_Set problem_
Print all of the entries exactly, minus the pictures.

START Data section

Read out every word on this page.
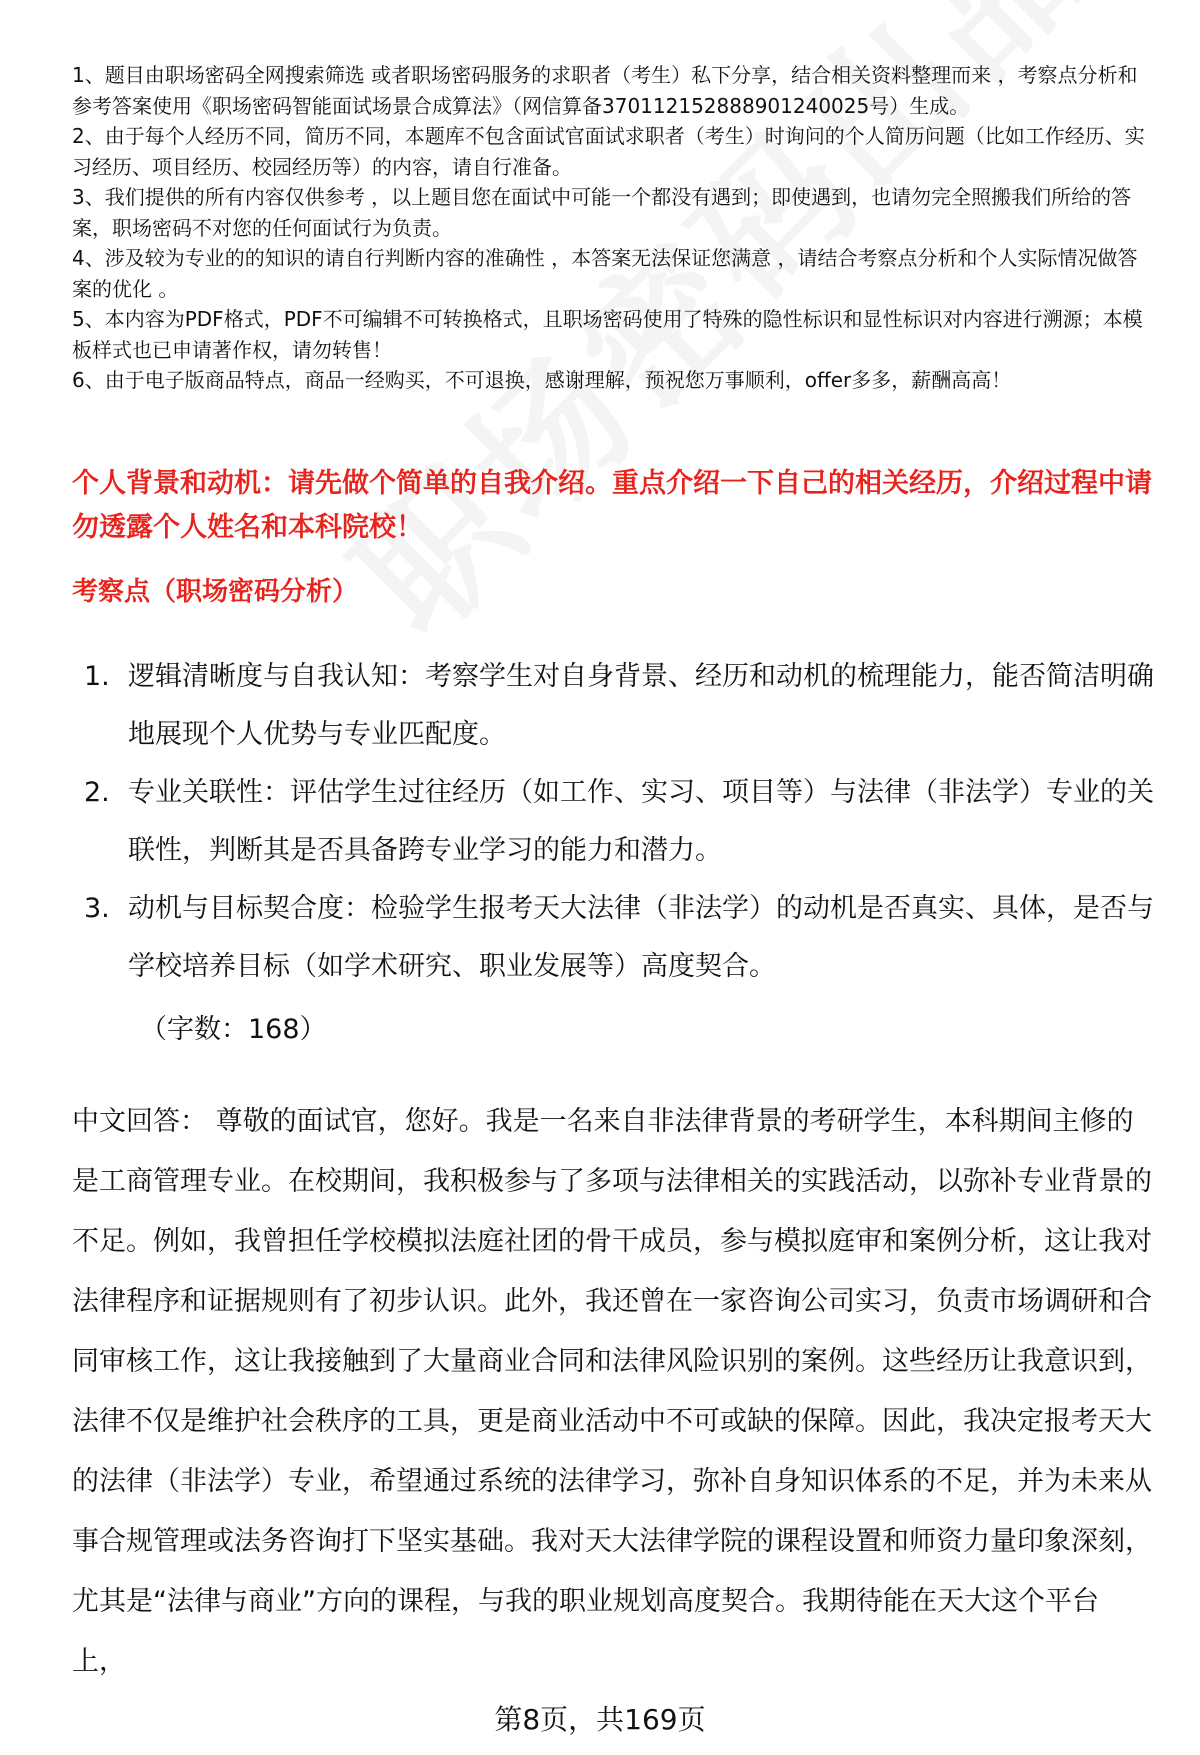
1、题目由职场密码全网搜索筛选 或者职场密码服务的求职者（考生）私下分享，结合相关资料整理而来 ，考察点分析和参考答案使用《职场密码智能面试场景合成算法》（网信算备370112152888901240025号）生成。

2、由于每个人经历不同，简历不同，本题库不包含面试官面试求职者（考生）时询问的个人简历问题（比如工作经历、实习经历、项目经历、校园经历等）的内容，请自行准备。

3、我们提供的所有内容仅供参考 ，以上题目您在面试中可能一个都没有遇到；即使遇到，也请勿完全照搬我们所给的答案，职场密码不对您的任何面试行为负责。

4、涉及较为专业的的知识的请自行判断内容的准确性 ，本答案无法保证您满意 ，请结合考察点分析和个人实际情况做答案的优化 。

5、本内容为PDF格式，PDF不可编辑不可转换格式，且职场密码使用了特殊的隐性标识和显性标识对内容进行溯源；本模板样式也已申请著作权，请勿转售！

6、由于电子版商品特点，商品一经购买，不可退换，感谢理解，预祝您万事顺利，offer多多，薪酬高高！

个人背景和动机：请先做个简单的自我介绍。重点介绍一下自己的相关经历，介绍过程中请勿透露个人姓名和本科院校！
考察点（职场密码分析）
1. 逻辑清晰度与自我认知：考察学生对自身背景、经历和动机的梳理能力，能否简洁明确地展现个人优势与专业匹配度。
2. 专业关联性：评估学生过往经历（如工作、实习、项目等）与法律（非法学）专业的关联性，判断其是否具备跨专业学习的能力和潜力。
3. 动机与目标契合度：检验学生报考天大法律（非法学）的动机是否真实、具体，是否与学校培养目标（如学术研究、职业发展等）高度契合。

（字数：168）

中文回答： 尊敬的面试官，您好。我是一名来自非法律背景的考研学生，本科期间主修的是工商管理专业。在校期间，我积极参与了多项与法律相关的实践活动，以弥补专业背景的不足。例如，我曾担任学校模拟法庭社团的骨干成员，参与模拟庭审和案例分析，这让我对法律程序和证据规则有了初步认识。此外，我还曾在一家咨询公司实习，负责市场调研和合同审核工作，这让我接触到了大量商业合同和法律风险识别的案例。这些经历让我意识到，法律不仅是维护社会秩序的工具，更是商业活动中不可或缺的保障。因此，我决定报考天大的法律（非法学）专业，希望通过系统的法律学习，弥补自身知识体系的不足，并为未来从事合规管理或法务咨询打下坚实基础。我对天大法律学院的课程设置和师资力量印象深刻，尤其是“法律与商业”方向的课程，与我的职业规划高度契合。我期待能在天大这个平台上，

第8页，共169页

END Data section

_Answer to the problem_
Read out every word on this page.
1、题目由职场密码全网搜索筛选 或者职场密码服务的求职者（考生）私下分享，结合相关资料整理而来 ，考察点分析和参考答案使用《职场密码智能面试场景合成算法》（网信算备370112152888901240025号）生成。

2、由于每个人经历不同，简历不同，本题库不包含面试官面试求职者（考生）时询问的个人简历问题（比如工作经历、实习经历、项目经历、校园经历等）的内容，请自行准备。

3、我们提供的所有内容仅供参考 ，以上题目您在面试中可能一个都没有遇到；即使遇到，也请勿完全照搬我们所给的答案，职场密码不对您的任何面试行为负责。

4、涉及较为专业的的知识的请自行判断内容的准确性 ，本答案无法保证您满意 ，请结合考察点分析和个人实际情况做答案的优化 。

5、本内容为PDF格式，PDF不可编辑不可转换格式，且职场密码使用了特殊的隐性标识和显性标识对内容进行溯源；本模板样式也已申请著作权，请勿转售！

6、由于电子版商品特点，商品一经购买，不可退换，感谢理解，预祝您万事顺利，offer多多，薪酬高高！

个人背景和动机：请先做个简单的自我介绍。重点介绍一下自己的相关经历，介绍过程中请勿透露个人姓名和本科院校！
考察点（职场密码分析）
1. 逻辑清晰度与自我认知：考察学生对自身背景、经历和动机的梳理能力，能否简洁明确地展现个人优势与专业匹配度。
2. 专业关联性：评估学生过往经历（如工作、实习、项目等）与法律（非法学）专业的关联性，判断其是否具备跨专业学习的能力和潜力。
3. 动机与目标契合度：检验学生报考天大法律（非法学）的动机是否真实、具体，是否与学校培养目标（如学术研究、职业发展等）高度契合。

（字数：168）

中文回答： 尊敬的面试官，您好。我是一名来自非法律背景的考研学生，本科期间主修的是工商管理专业。在校期间，我积极参与了多项与法律相关的实践活动，以弥补专业背景的不足。例如，我曾担任学校模拟法庭社团的骨干成员，参与模拟庭审和案例分析，这让我对法律程序和证据规则有了初步认识。此外，我还曾在一家咨询公司实习，负责市场调研和合同审核工作，这让我接触到了大量商业合同和法律风险识别的案例。这些经历让我意识到，法律不仅是维护社会秩序的工具，更是商业活动中不可或缺的保障。因此，我决定报考天大的法律（非法学）专业，希望通过系统的法律学习，弥补自身知识体系的不足，并为未来从事合规管理或法务咨询打下坚实基础。我对天大法律学院的课程设置和师资力量印象深刻，尤其是“法律与商业”方向的课程，与我的职业规划高度契合。我期待能在天大这个平台上，

第8页，共169页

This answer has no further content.